Data records >>
------------------------

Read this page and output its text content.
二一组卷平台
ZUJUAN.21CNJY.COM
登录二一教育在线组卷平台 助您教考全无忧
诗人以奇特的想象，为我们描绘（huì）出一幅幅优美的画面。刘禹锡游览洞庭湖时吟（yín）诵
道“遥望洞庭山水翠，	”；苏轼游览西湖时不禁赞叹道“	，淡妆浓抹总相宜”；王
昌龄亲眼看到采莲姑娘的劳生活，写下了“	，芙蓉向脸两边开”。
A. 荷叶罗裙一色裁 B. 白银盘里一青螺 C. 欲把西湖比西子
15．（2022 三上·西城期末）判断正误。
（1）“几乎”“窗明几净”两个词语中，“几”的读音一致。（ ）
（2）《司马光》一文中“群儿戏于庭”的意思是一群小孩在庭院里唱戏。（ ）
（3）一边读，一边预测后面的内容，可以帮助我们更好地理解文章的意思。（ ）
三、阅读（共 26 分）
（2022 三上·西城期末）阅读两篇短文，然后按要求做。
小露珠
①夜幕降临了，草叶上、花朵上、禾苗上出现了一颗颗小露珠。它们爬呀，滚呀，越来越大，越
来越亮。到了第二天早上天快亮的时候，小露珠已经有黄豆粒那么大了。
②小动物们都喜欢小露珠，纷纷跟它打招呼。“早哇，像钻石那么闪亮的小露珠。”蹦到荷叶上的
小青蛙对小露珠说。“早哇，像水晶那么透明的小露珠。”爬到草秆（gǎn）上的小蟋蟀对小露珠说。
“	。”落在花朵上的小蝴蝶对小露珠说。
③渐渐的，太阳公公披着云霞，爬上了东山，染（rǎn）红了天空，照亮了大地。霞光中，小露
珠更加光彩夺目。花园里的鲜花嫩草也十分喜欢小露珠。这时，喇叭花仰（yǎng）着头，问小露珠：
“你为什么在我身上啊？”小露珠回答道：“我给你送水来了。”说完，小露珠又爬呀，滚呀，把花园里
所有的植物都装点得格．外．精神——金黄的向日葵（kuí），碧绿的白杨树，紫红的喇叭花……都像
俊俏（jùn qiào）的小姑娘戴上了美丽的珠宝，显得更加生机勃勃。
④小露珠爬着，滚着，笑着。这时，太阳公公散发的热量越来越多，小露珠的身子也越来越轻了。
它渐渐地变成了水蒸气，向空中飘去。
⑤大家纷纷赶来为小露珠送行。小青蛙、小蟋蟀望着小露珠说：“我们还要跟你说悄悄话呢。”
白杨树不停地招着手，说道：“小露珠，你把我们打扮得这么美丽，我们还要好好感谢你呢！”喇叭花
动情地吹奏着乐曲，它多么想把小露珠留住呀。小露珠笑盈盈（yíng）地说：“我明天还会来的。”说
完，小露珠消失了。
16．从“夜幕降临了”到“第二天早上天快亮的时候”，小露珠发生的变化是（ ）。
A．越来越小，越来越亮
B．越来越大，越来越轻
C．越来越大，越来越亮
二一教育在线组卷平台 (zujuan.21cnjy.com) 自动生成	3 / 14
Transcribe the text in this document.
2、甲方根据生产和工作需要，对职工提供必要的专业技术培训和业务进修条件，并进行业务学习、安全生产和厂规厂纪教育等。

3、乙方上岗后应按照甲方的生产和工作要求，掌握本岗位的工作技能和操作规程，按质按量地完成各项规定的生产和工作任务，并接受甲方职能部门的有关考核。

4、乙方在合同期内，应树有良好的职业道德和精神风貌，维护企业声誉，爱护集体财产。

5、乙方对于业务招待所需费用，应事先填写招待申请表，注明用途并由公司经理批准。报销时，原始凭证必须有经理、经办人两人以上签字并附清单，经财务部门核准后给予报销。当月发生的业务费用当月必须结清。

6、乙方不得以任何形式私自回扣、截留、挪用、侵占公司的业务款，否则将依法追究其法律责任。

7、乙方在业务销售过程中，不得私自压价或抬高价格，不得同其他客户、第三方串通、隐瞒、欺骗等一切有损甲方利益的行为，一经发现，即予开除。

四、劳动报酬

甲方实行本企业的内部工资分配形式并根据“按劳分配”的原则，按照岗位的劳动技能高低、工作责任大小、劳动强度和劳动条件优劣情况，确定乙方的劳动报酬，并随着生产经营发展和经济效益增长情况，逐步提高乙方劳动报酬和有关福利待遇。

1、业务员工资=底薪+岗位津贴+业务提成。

------------------------

Which lines of the data include "this"? Copy each of them.

Read this page and output its text content.
Transcribe the text in this document.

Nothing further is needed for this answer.